Return the items below verbatim, everything from the line containing "line-item[interactable]: Internet bbox=[99, 1042, 577, 1086]" down to the line containing "section-bills: Bills Rent", both included.

#### Provided data

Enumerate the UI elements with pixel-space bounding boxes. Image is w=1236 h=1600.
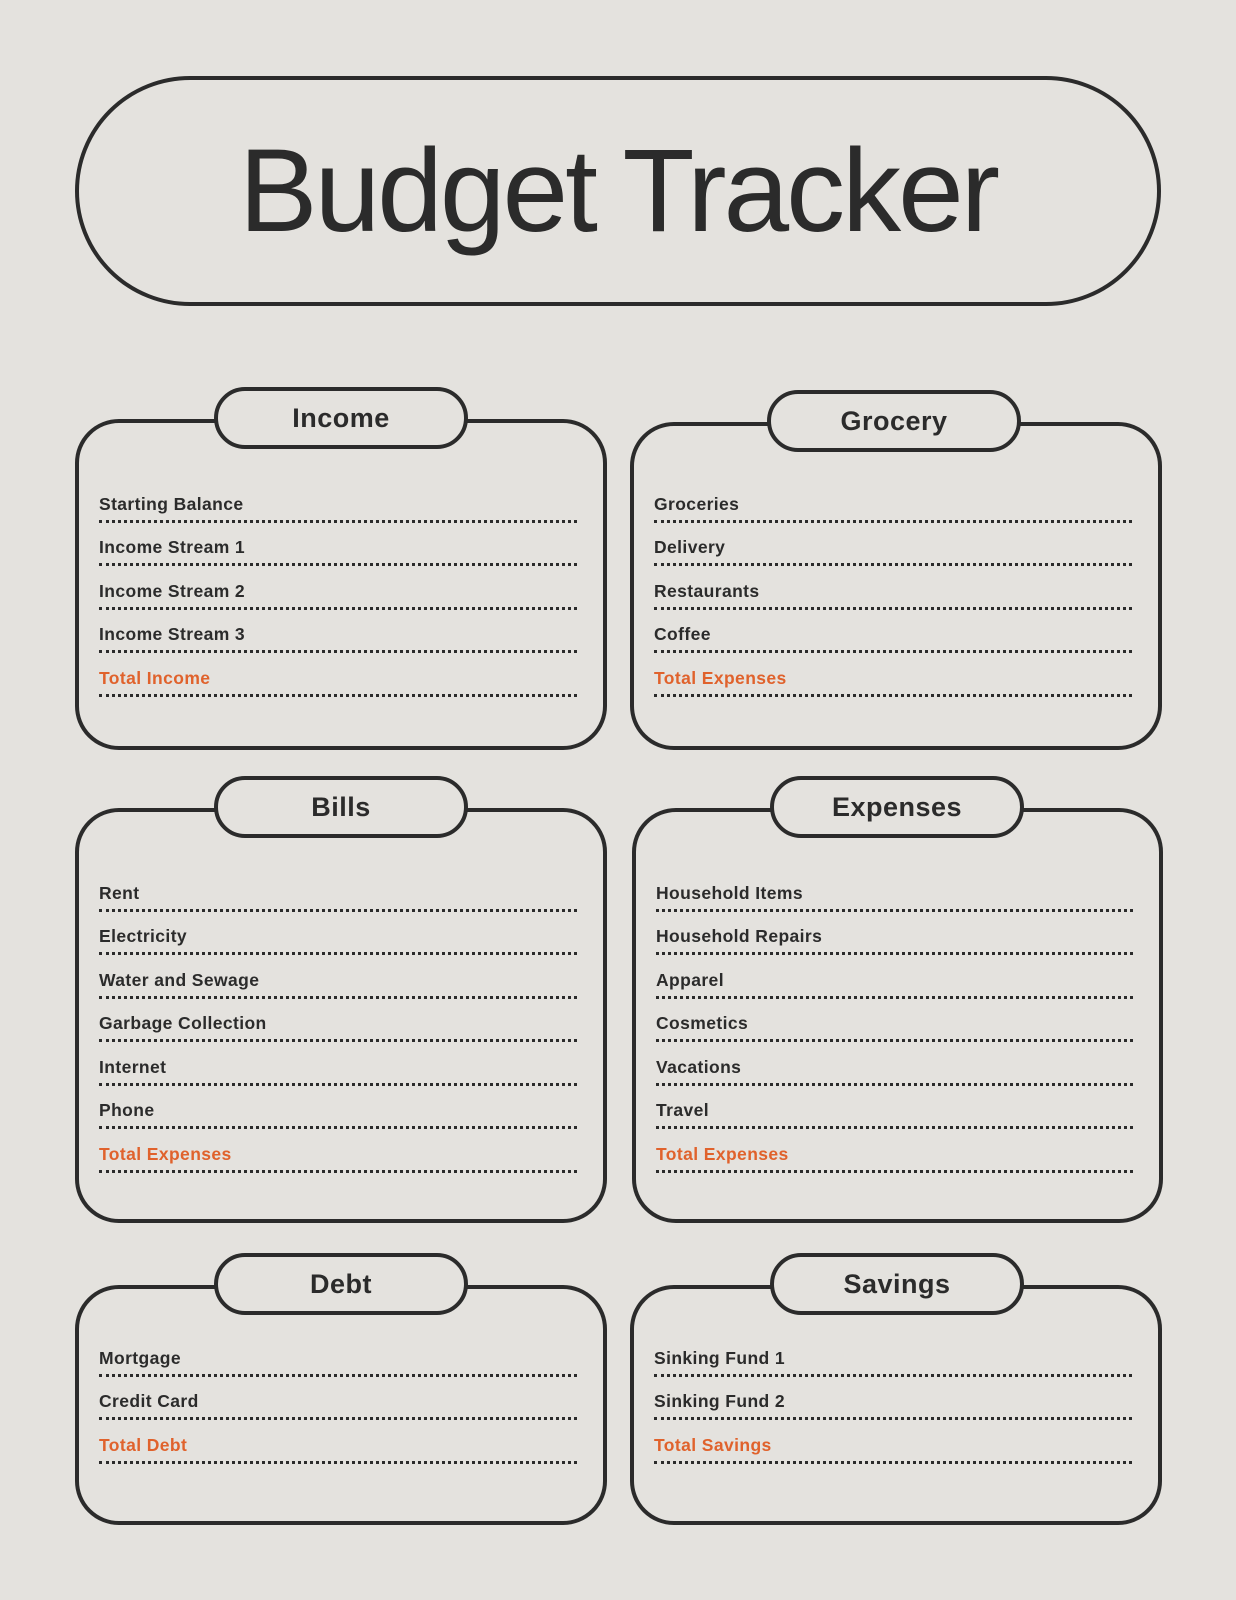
line-item[interactable]: Internet bbox=[99, 1042, 577, 1086]
section-income: Income Starting Balance Income Stream 1 In… bbox=[75, 387, 607, 750]
total-line[interactable]: Total Expenses bbox=[654, 653, 1132, 697]
line-item[interactable]: Starting Balance bbox=[99, 479, 577, 523]
section-title: Expenses bbox=[770, 776, 1024, 838]
section-savings: Savings Sinking Fund 1 Sinking Fund 2 Tota… bbox=[630, 1253, 1162, 1525]
line-item[interactable]: Sinking Fund 1 bbox=[654, 1333, 1132, 1377]
total-line[interactable]: Total Expenses bbox=[99, 1129, 577, 1173]
total-line[interactable]: Total Expenses bbox=[656, 1129, 1133, 1173]
section-grocery: Grocery Groceries Delivery Restaurants Coff… bbox=[630, 390, 1162, 750]
title-banner: Budget Tracker bbox=[75, 76, 1161, 306]
line-item[interactable]: Groceries bbox=[654, 479, 1132, 523]
line-item[interactable]: Income Stream 2 bbox=[99, 566, 577, 610]
line-item[interactable]: Household Items bbox=[656, 868, 1133, 912]
section-title: Bills bbox=[214, 776, 468, 838]
total-line[interactable]: Total Savings bbox=[654, 1420, 1132, 1464]
line-item[interactable]: Sinking Fund 2 bbox=[654, 1377, 1132, 1420]
section-title: Grocery bbox=[767, 390, 1021, 452]
line-item[interactable]: Travel bbox=[656, 1086, 1133, 1129]
line-item[interactable]: Income Stream 1 bbox=[99, 523, 577, 566]
page-title: Budget Tracker bbox=[238, 125, 1000, 257]
section-debt: Debt Mortgage Credit Card Total Debt bbox=[75, 1253, 607, 1525]
line-item[interactable]: Rent bbox=[99, 868, 577, 912]
line-item[interactable]: Garbage Collection bbox=[99, 999, 577, 1042]
section-title: Income bbox=[214, 387, 468, 449]
line-item[interactable]: Household Repairs bbox=[656, 912, 1133, 955]
line-item[interactable]: Phone bbox=[99, 1086, 577, 1129]
line-item[interactable]: Credit Card bbox=[99, 1377, 577, 1420]
line-item[interactable]: Delivery bbox=[654, 523, 1132, 566]
line-item[interactable]: Cosmetics bbox=[656, 999, 1133, 1042]
line-item[interactable]: Income Stream 3 bbox=[99, 610, 577, 653]
line-item[interactable]: Water and Sewage bbox=[99, 955, 577, 999]
line-item[interactable]: Coffee bbox=[654, 610, 1132, 653]
line-item[interactable]: Vacations bbox=[656, 1042, 1133, 1086]
section-bills: Bills Rent Electricity Water and Sewage Gar… bbox=[75, 776, 607, 1223]
line-item[interactable]: Mortgage bbox=[99, 1333, 577, 1377]
section-title: Savings bbox=[770, 1253, 1024, 1315]
line-item[interactable]: Restaurants bbox=[654, 566, 1132, 610]
section-expenses: Expenses Household Items Household Repair… bbox=[632, 776, 1163, 1223]
total-line[interactable]: Total Debt bbox=[99, 1420, 577, 1464]
section-title: Debt bbox=[214, 1253, 468, 1315]
line-item[interactable]: Apparel bbox=[656, 955, 1133, 999]
total-line[interactable]: Total Income bbox=[99, 653, 577, 697]
line-item[interactable]: Electricity bbox=[99, 912, 577, 955]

########

Task response:
line-item[interactable]: Internet bbox=[99, 1042, 577, 1086]
section-income: Income Starting Balance Income Stream 1 In… bbox=[75, 387, 607, 750]
total-line[interactable]: Total Expenses bbox=[654, 653, 1132, 697]
line-item[interactable]: Starting Balance bbox=[99, 479, 577, 523]
section-title: Expenses bbox=[770, 776, 1024, 838]
section-savings: Savings Sinking Fund 1 Sinking Fund 2 Tota… bbox=[630, 1253, 1162, 1525]
line-item[interactable]: Sinking Fund 1 bbox=[654, 1333, 1132, 1377]
total-line[interactable]: Total Expenses bbox=[99, 1129, 577, 1173]
total-line[interactable]: Total Expenses bbox=[656, 1129, 1133, 1173]
section-grocery: Grocery Groceries Delivery Restaurants Coff… bbox=[630, 390, 1162, 750]
title-banner: Budget Tracker bbox=[75, 76, 1161, 306]
line-item[interactable]: Groceries bbox=[654, 479, 1132, 523]
line-item[interactable]: Income Stream 2 bbox=[99, 566, 577, 610]
line-item[interactable]: Household Items bbox=[656, 868, 1133, 912]
section-title: Bills bbox=[214, 776, 468, 838]
total-line[interactable]: Total Savings bbox=[654, 1420, 1132, 1464]
line-item[interactable]: Sinking Fund 2 bbox=[654, 1377, 1132, 1420]
section-title: Grocery bbox=[767, 390, 1021, 452]
line-item[interactable]: Travel bbox=[656, 1086, 1133, 1129]
line-item[interactable]: Income Stream 1 bbox=[99, 523, 577, 566]
page-title: Budget Tracker bbox=[238, 125, 1000, 257]
section-debt: Debt Mortgage Credit Card Total Debt bbox=[75, 1253, 607, 1525]
line-item[interactable]: Rent bbox=[99, 868, 577, 912]
line-item[interactable]: Garbage Collection bbox=[99, 999, 577, 1042]
section-title: Income bbox=[214, 387, 468, 449]
line-item[interactable]: Household Repairs bbox=[656, 912, 1133, 955]
line-item[interactable]: Phone bbox=[99, 1086, 577, 1129]
line-item[interactable]: Credit Card bbox=[99, 1377, 577, 1420]
line-item[interactable]: Delivery bbox=[654, 523, 1132, 566]
line-item[interactable]: Cosmetics bbox=[656, 999, 1133, 1042]
line-item[interactable]: Income Stream 3 bbox=[99, 610, 577, 653]
line-item[interactable]: Water and Sewage bbox=[99, 955, 577, 999]
line-item[interactable]: Coffee bbox=[654, 610, 1132, 653]
line-item[interactable]: Vacations bbox=[656, 1042, 1133, 1086]
section-bills: Bills Rent Electricity Water and Sewage Gar… bbox=[75, 776, 607, 1223]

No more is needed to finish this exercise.